───── Raw data ─────
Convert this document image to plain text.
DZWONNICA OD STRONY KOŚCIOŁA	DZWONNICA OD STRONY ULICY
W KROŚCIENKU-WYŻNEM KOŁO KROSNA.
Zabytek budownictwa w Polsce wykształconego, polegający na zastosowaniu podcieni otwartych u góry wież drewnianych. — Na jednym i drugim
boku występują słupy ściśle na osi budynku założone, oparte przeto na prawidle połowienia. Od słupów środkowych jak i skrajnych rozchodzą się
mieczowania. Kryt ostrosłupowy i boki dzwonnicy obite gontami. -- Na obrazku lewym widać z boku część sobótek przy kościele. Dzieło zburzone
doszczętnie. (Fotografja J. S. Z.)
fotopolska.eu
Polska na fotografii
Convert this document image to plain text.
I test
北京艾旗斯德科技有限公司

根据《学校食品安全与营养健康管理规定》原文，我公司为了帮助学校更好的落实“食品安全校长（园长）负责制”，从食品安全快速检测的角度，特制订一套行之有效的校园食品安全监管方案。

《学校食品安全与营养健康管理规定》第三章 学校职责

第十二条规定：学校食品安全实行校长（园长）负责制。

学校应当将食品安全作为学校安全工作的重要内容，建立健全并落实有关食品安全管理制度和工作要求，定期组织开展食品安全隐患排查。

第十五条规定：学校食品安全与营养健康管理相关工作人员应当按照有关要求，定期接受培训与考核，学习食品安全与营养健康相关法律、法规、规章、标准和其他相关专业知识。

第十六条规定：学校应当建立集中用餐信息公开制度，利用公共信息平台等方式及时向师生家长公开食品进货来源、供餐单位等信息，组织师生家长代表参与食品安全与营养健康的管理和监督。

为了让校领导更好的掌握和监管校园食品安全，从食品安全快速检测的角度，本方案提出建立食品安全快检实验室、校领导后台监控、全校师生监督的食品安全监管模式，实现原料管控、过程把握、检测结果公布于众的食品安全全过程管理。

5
─────
Given exercise: Looking at the entries above, state how many lines contain "从食品安全快速检测的角度"; give the number alone.

Result of the exercise: 2